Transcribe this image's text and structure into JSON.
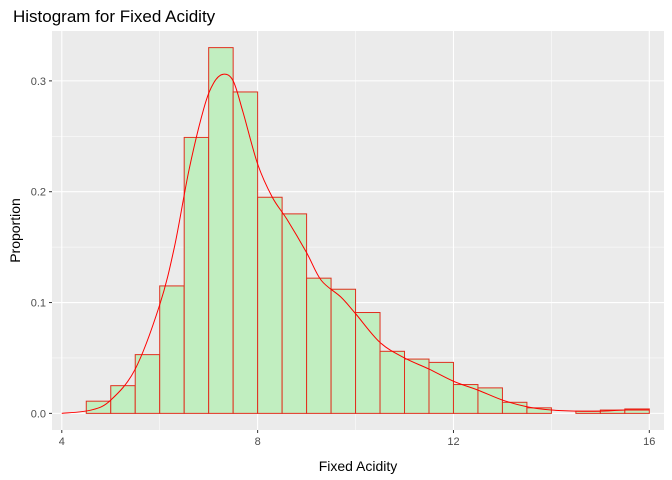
{
  "chart_data": {
    "type": "bar",
    "title": "Histogram for Fixed Acidity",
    "xlabel": "Fixed Acidity",
    "ylabel": "Proportion",
    "xlim": [
      3.8,
      16.3
    ],
    "ylim": [
      -0.015,
      0.345
    ],
    "x_ticks": [
      {
        "value": 4,
        "label": "4"
      },
      {
        "value": 8,
        "label": "8"
      },
      {
        "value": 12,
        "label": "12"
      },
      {
        "value": 16,
        "label": "16"
      }
    ],
    "y_ticks": [
      {
        "value": 0.0,
        "label": "0.0"
      },
      {
        "value": 0.1,
        "label": "0.1"
      },
      {
        "value": 0.2,
        "label": "0.2"
      },
      {
        "value": 0.3,
        "label": "0.3"
      }
    ],
    "grid": true,
    "bin_width": 0.5,
    "bins": [
      {
        "start": 4.0,
        "end": 4.5,
        "value": 0.0
      },
      {
        "start": 4.5,
        "end": 5.0,
        "value": 0.011
      },
      {
        "start": 5.0,
        "end": 5.5,
        "value": 0.025
      },
      {
        "start": 5.5,
        "end": 6.0,
        "value": 0.053
      },
      {
        "start": 6.0,
        "end": 6.5,
        "value": 0.115
      },
      {
        "start": 6.5,
        "end": 7.0,
        "value": 0.249
      },
      {
        "start": 7.0,
        "end": 7.5,
        "value": 0.33
      },
      {
        "start": 7.5,
        "end": 8.0,
        "value": 0.29
      },
      {
        "start": 8.0,
        "end": 8.5,
        "value": 0.195
      },
      {
        "start": 8.5,
        "end": 9.0,
        "value": 0.18
      },
      {
        "start": 9.0,
        "end": 9.5,
        "value": 0.122
      },
      {
        "start": 9.5,
        "end": 10.0,
        "value": 0.112
      },
      {
        "start": 10.0,
        "end": 10.5,
        "value": 0.091
      },
      {
        "start": 10.5,
        "end": 11.0,
        "value": 0.056
      },
      {
        "start": 11.0,
        "end": 11.5,
        "value": 0.049
      },
      {
        "start": 11.5,
        "end": 12.0,
        "value": 0.046
      },
      {
        "start": 12.0,
        "end": 12.5,
        "value": 0.026
      },
      {
        "start": 12.5,
        "end": 13.0,
        "value": 0.023
      },
      {
        "start": 13.0,
        "end": 13.5,
        "value": 0.01
      },
      {
        "start": 13.5,
        "end": 14.0,
        "value": 0.005
      },
      {
        "start": 14.0,
        "end": 14.5,
        "value": 0.0
      },
      {
        "start": 14.5,
        "end": 15.0,
        "value": 0.002
      },
      {
        "start": 15.0,
        "end": 15.5,
        "value": 0.003
      },
      {
        "start": 15.5,
        "end": 16.0,
        "value": 0.004
      }
    ],
    "density": {
      "x": [
        4.0,
        4.6,
        5.0,
        5.5,
        6.0,
        6.3,
        6.6,
        6.9,
        7.1,
        7.3,
        7.5,
        7.7,
        8.0,
        8.3,
        8.6,
        9.0,
        9.3,
        9.7,
        10.0,
        10.5,
        11.0,
        11.5,
        12.0,
        12.5,
        13.0,
        13.5,
        14.0,
        14.5,
        15.0,
        15.5,
        16.0
      ],
      "y": [
        0.0,
        0.003,
        0.012,
        0.04,
        0.098,
        0.15,
        0.22,
        0.275,
        0.298,
        0.306,
        0.3,
        0.272,
        0.225,
        0.195,
        0.175,
        0.145,
        0.12,
        0.105,
        0.09,
        0.064,
        0.05,
        0.04,
        0.029,
        0.021,
        0.012,
        0.006,
        0.003,
        0.002,
        0.002,
        0.003,
        0.003
      ]
    },
    "colors": {
      "bar_fill": "#c1eec0",
      "bar_stroke": "#e0301e",
      "density_line": "#ff0000",
      "panel_bg": "#ebebeb",
      "grid": "#ffffff",
      "tick_text": "#4d4d4d",
      "tick_mark": "#333333"
    }
  }
}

—————

TO DO | Retype everything in the material word for word, minus pictures.

COMPLETE ANSWER |
Transcribe this image's text and structure into JSON.
{
  "chart_data": {
    "type": "bar",
    "title": "Histogram for Fixed Acidity",
    "xlabel": "Fixed Acidity",
    "ylabel": "Proportion",
    "xlim": [
      3.8,
      16.3
    ],
    "ylim": [
      -0.015,
      0.345
    ],
    "x_ticks": [
      {
        "value": 4,
        "label": "4"
      },
      {
        "value": 8,
        "label": "8"
      },
      {
        "value": 12,
        "label": "12"
      },
      {
        "value": 16,
        "label": "16"
      }
    ],
    "y_ticks": [
      {
        "value": 0.0,
        "label": "0.0"
      },
      {
        "value": 0.1,
        "label": "0.1"
      },
      {
        "value": 0.2,
        "label": "0.2"
      },
      {
        "value": 0.3,
        "label": "0.3"
      }
    ],
    "grid": true,
    "bin_width": 0.5,
    "bins": [
      {
        "start": 4.0,
        "end": 4.5,
        "value": 0.0
      },
      {
        "start": 4.5,
        "end": 5.0,
        "value": 0.011
      },
      {
        "start": 5.0,
        "end": 5.5,
        "value": 0.025
      },
      {
        "start": 5.5,
        "end": 6.0,
        "value": 0.053
      },
      {
        "start": 6.0,
        "end": 6.5,
        "value": 0.115
      },
      {
        "start": 6.5,
        "end": 7.0,
        "value": 0.249
      },
      {
        "start": 7.0,
        "end": 7.5,
        "value": 0.33
      },
      {
        "start": 7.5,
        "end": 8.0,
        "value": 0.29
      },
      {
        "start": 8.0,
        "end": 8.5,
        "value": 0.195
      },
      {
        "start": 8.5,
        "end": 9.0,
        "value": 0.18
      },
      {
        "start": 9.0,
        "end": 9.5,
        "value": 0.122
      },
      {
        "start": 9.5,
        "end": 10.0,
        "value": 0.112
      },
      {
        "start": 10.0,
        "end": 10.5,
        "value": 0.091
      },
      {
        "start": 10.5,
        "end": 11.0,
        "value": 0.056
      },
      {
        "start": 11.0,
        "end": 11.5,
        "value": 0.049
      },
      {
        "start": 11.5,
        "end": 12.0,
        "value": 0.046
      },
      {
        "start": 12.0,
        "end": 12.5,
        "value": 0.026
      },
      {
        "start": 12.5,
        "end": 13.0,
        "value": 0.023
      },
      {
        "start": 13.0,
        "end": 13.5,
        "value": 0.01
      },
      {
        "start": 13.5,
        "end": 14.0,
        "value": 0.005
      },
      {
        "start": 14.0,
        "end": 14.5,
        "value": 0.0
      },
      {
        "start": 14.5,
        "end": 15.0,
        "value": 0.002
      },
      {
        "start": 15.0,
        "end": 15.5,
        "value": 0.003
      },
      {
        "start": 15.5,
        "end": 16.0,
        "value": 0.004
      }
    ],
    "density": {
      "x": [
        4.0,
        4.6,
        5.0,
        5.5,
        6.0,
        6.3,
        6.6,
        6.9,
        7.1,
        7.3,
        7.5,
        7.7,
        8.0,
        8.3,
        8.6,
        9.0,
        9.3,
        9.7,
        10.0,
        10.5,
        11.0,
        11.5,
        12.0,
        12.5,
        13.0,
        13.5,
        14.0,
        14.5,
        15.0,
        15.5,
        16.0
      ],
      "y": [
        0.0,
        0.003,
        0.012,
        0.04,
        0.098,
        0.15,
        0.22,
        0.275,
        0.298,
        0.306,
        0.3,
        0.272,
        0.225,
        0.195,
        0.175,
        0.145,
        0.12,
        0.105,
        0.09,
        0.064,
        0.05,
        0.04,
        0.029,
        0.021,
        0.012,
        0.006,
        0.003,
        0.002,
        0.002,
        0.003,
        0.003
      ]
    },
    "colors": {
      "bar_fill": "#c1eec0",
      "bar_stroke": "#e0301e",
      "density_line": "#ff0000",
      "panel_bg": "#ebebeb",
      "grid": "#ffffff",
      "tick_text": "#4d4d4d",
      "tick_mark": "#333333"
    }
  }
}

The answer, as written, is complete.